Given task: Give back every line of the records below word for word, leaving out the pictures.

>>>>>

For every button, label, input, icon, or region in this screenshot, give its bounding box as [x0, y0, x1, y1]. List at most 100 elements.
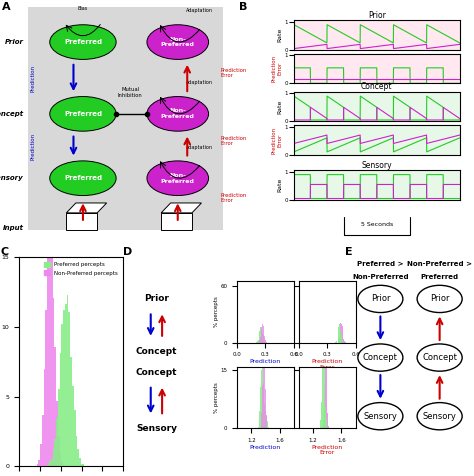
Bar	[337, 333, 338, 343]
Bar	[77, 448, 79, 466]
Text: 5 Seconds: 5 Seconds	[361, 222, 393, 228]
Bar	[338, 327, 339, 343]
Bar	[264, 339, 265, 343]
Bar	[341, 335, 342, 343]
Text: Non-
Preferred: Non- Preferred	[161, 173, 195, 184]
FancyBboxPatch shape	[161, 213, 192, 230]
Bar	[55, 438, 56, 466]
Text: Mutual
Inhibition: Mutual Inhibition	[118, 87, 143, 98]
Bar	[261, 331, 262, 343]
Bar	[258, 339, 259, 343]
Bar	[256, 342, 257, 343]
Bar	[322, 426, 323, 428]
Text: Non-
Preferred: Non- Preferred	[161, 37, 195, 48]
Bar	[260, 387, 261, 428]
Bar	[61, 462, 63, 466]
Bar	[265, 342, 266, 343]
Bar	[341, 324, 342, 343]
Ellipse shape	[147, 25, 209, 60]
Y-axis label: Rate: Rate	[278, 178, 283, 192]
Text: Non-
Preferred: Non- Preferred	[161, 109, 195, 119]
Bar	[326, 418, 327, 428]
Ellipse shape	[358, 344, 403, 371]
Bar	[49, 461, 51, 466]
Text: Preferred: Preferred	[64, 39, 102, 45]
Text: Sensory: Sensory	[364, 412, 397, 421]
FancyBboxPatch shape	[28, 8, 223, 230]
Legend: Preferred percepts, Non-Preferred percepts: Preferred percepts, Non-Preferred percep…	[42, 260, 120, 278]
Text: Prediction
Error: Prediction Error	[220, 193, 246, 203]
X-axis label: Prediction: Prediction	[250, 359, 281, 364]
Bar	[42, 415, 44, 466]
Bar	[263, 326, 264, 343]
Bar	[325, 324, 326, 428]
Bar	[56, 401, 58, 466]
Text: Adaptation: Adaptation	[186, 9, 212, 13]
Y-axis label: % percepts: % percepts	[214, 297, 219, 327]
Bar	[263, 343, 264, 428]
Text: Concept: Concept	[0, 111, 24, 117]
Bar	[36, 464, 38, 466]
Bar	[319, 426, 320, 428]
Bar	[261, 379, 262, 428]
Bar	[340, 330, 341, 343]
Bar	[339, 336, 340, 343]
Bar	[264, 347, 265, 428]
Bar	[40, 444, 42, 466]
X-axis label: Prediction
Error: Prediction Error	[311, 445, 343, 456]
Bar	[58, 436, 60, 466]
Text: Prior: Prior	[5, 39, 24, 45]
Text: Preferred: Preferred	[420, 274, 459, 280]
Text: B: B	[239, 2, 248, 12]
Bar	[260, 327, 261, 343]
Bar	[342, 326, 343, 343]
Bar	[322, 360, 323, 428]
Bar	[267, 421, 268, 428]
Bar	[79, 458, 81, 466]
Bar	[264, 336, 265, 343]
Bar	[53, 449, 55, 466]
Bar	[81, 464, 82, 466]
Bar	[327, 427, 328, 428]
Text: Sensory: Sensory	[423, 412, 456, 421]
Bar	[259, 331, 260, 343]
Bar	[320, 420, 321, 428]
Text: Adaptation: Adaptation	[186, 145, 212, 149]
Bar	[262, 333, 263, 343]
Bar	[261, 328, 262, 343]
Text: Preferred: Preferred	[64, 175, 102, 181]
Polygon shape	[161, 203, 201, 213]
Y-axis label: Prediction
Error: Prediction Error	[272, 127, 283, 153]
Bar	[72, 386, 74, 466]
Y-axis label: Rate: Rate	[278, 28, 283, 42]
Bar	[51, 254, 53, 466]
Text: Non-Preferred: Non-Preferred	[352, 274, 409, 280]
Bar	[338, 339, 339, 343]
Bar	[259, 411, 260, 428]
Ellipse shape	[358, 285, 403, 313]
Bar	[49, 232, 51, 466]
Y-axis label: Prediction
Error: Prediction Error	[272, 55, 283, 82]
Bar	[261, 426, 262, 428]
Text: Concept: Concept	[136, 368, 177, 377]
Bar	[343, 338, 344, 343]
Bar	[262, 385, 263, 428]
Ellipse shape	[50, 161, 116, 196]
Text: Prediction: Prediction	[31, 132, 36, 159]
Text: Preferred >: Preferred >	[357, 261, 404, 267]
Bar	[55, 347, 56, 466]
Text: Sensory: Sensory	[136, 424, 177, 433]
Title: Concept: Concept	[361, 82, 392, 91]
Bar	[326, 345, 327, 428]
Bar	[324, 385, 325, 428]
Bar	[265, 389, 266, 428]
Text: Concept: Concept	[422, 353, 457, 362]
Bar	[335, 342, 336, 343]
Text: Prior: Prior	[371, 295, 390, 303]
Y-axis label: % percepts: % percepts	[214, 382, 219, 413]
Title: Prior: Prior	[368, 10, 386, 20]
Bar	[260, 337, 261, 343]
Text: Prediction: Prediction	[31, 64, 36, 91]
Bar	[68, 312, 70, 466]
Bar	[323, 357, 324, 428]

<<<<<

Complete response:
For every button, label, input, icon, or region in this screenshot, give its bounding box as [x0, y0, x1, y1]. List at most 100 elements.
Bar	[337, 333, 338, 343]
Bar	[77, 448, 79, 466]
Text: 5 Seconds: 5 Seconds	[361, 222, 393, 228]
Bar	[338, 327, 339, 343]
Bar	[264, 339, 265, 343]
Bar	[341, 335, 342, 343]
Text: Non-
Preferred: Non- Preferred	[161, 173, 195, 184]
FancyBboxPatch shape	[161, 213, 192, 230]
Bar	[55, 438, 56, 466]
Text: Mutual
Inhibition: Mutual Inhibition	[118, 87, 143, 98]
Bar	[261, 331, 262, 343]
Bar	[258, 339, 259, 343]
Bar	[256, 342, 257, 343]
Bar	[322, 426, 323, 428]
Text: Non-
Preferred: Non- Preferred	[161, 37, 195, 48]
Bar	[260, 387, 261, 428]
Bar	[61, 462, 63, 466]
Bar	[265, 342, 266, 343]
Bar	[341, 324, 342, 343]
Ellipse shape	[147, 25, 209, 60]
Y-axis label: Rate: Rate	[278, 178, 283, 192]
Text: Non-
Preferred: Non- Preferred	[161, 109, 195, 119]
Bar	[326, 418, 327, 428]
Ellipse shape	[358, 344, 403, 371]
Bar	[49, 461, 51, 466]
Text: Preferred: Preferred	[64, 39, 102, 45]
Text: Sensory: Sensory	[364, 412, 397, 421]
FancyBboxPatch shape	[28, 8, 223, 230]
Legend: Preferred percepts, Non-Preferred percepts: Preferred percepts, Non-Preferred percep…	[42, 260, 120, 278]
Text: Prediction
Error: Prediction Error	[220, 193, 246, 203]
X-axis label: Prediction: Prediction	[250, 359, 281, 364]
Bar	[42, 415, 44, 466]
Bar	[263, 326, 264, 343]
Bar	[325, 324, 326, 428]
Bar	[56, 401, 58, 466]
Text: Adaptation: Adaptation	[186, 9, 212, 13]
Y-axis label: % percepts: % percepts	[214, 297, 219, 327]
Bar	[263, 343, 264, 428]
Text: Concept: Concept	[0, 111, 24, 117]
Bar	[36, 464, 38, 466]
Bar	[319, 426, 320, 428]
Bar	[261, 379, 262, 428]
Bar	[340, 330, 341, 343]
Bar	[339, 336, 340, 343]
Bar	[264, 347, 265, 428]
Bar	[40, 444, 42, 466]
X-axis label: Prediction
Error: Prediction Error	[311, 445, 343, 456]
Bar	[58, 436, 60, 466]
Text: Prior: Prior	[5, 39, 24, 45]
Text: Preferred: Preferred	[420, 274, 459, 280]
Text: B: B	[239, 2, 248, 12]
Bar	[260, 327, 261, 343]
Bar	[342, 326, 343, 343]
Bar	[322, 360, 323, 428]
Bar	[267, 421, 268, 428]
Bar	[79, 458, 81, 466]
Bar	[264, 336, 265, 343]
Bar	[53, 449, 55, 466]
Bar	[81, 464, 82, 466]
Bar	[327, 427, 328, 428]
Text: Sensory: Sensory	[423, 412, 456, 421]
Bar	[259, 331, 260, 343]
Bar	[320, 420, 321, 428]
Text: Adaptation: Adaptation	[186, 145, 212, 149]
Bar	[262, 333, 263, 343]
Bar	[261, 328, 262, 343]
Text: Preferred: Preferred	[64, 175, 102, 181]
Polygon shape	[161, 203, 201, 213]
Y-axis label: Prediction
Error: Prediction Error	[272, 127, 283, 153]
Bar	[72, 386, 74, 466]
Y-axis label: Rate: Rate	[278, 28, 283, 42]
Bar	[51, 254, 53, 466]
Text: Non-Preferred: Non-Preferred	[352, 274, 409, 280]
Bar	[338, 339, 339, 343]
Bar	[259, 411, 260, 428]
Ellipse shape	[358, 285, 403, 313]
Bar	[49, 232, 51, 466]
Y-axis label: Prediction
Error: Prediction Error	[272, 55, 283, 82]
Bar	[261, 426, 262, 428]
Text: Concept: Concept	[136, 368, 177, 377]
Bar	[343, 338, 344, 343]
Bar	[262, 385, 263, 428]
Ellipse shape	[50, 161, 116, 196]
Text: Prediction: Prediction	[31, 132, 36, 159]
Text: Preferred >: Preferred >	[357, 261, 404, 267]
Bar	[55, 347, 56, 466]
Text: Sensory: Sensory	[136, 424, 177, 433]
Title: Concept: Concept	[361, 82, 392, 91]
Bar	[326, 345, 327, 428]
Bar	[324, 385, 325, 428]
Bar	[265, 389, 266, 428]
Text: Concept: Concept	[422, 353, 457, 362]
Bar	[335, 342, 336, 343]
Text: Prior: Prior	[371, 295, 390, 303]
Y-axis label: % percepts: % percepts	[214, 382, 219, 413]
Title: Prior: Prior	[368, 10, 386, 20]
Bar	[260, 337, 261, 343]
Text: Prediction: Prediction	[31, 64, 36, 91]
Bar	[68, 312, 70, 466]
Bar	[323, 357, 324, 428]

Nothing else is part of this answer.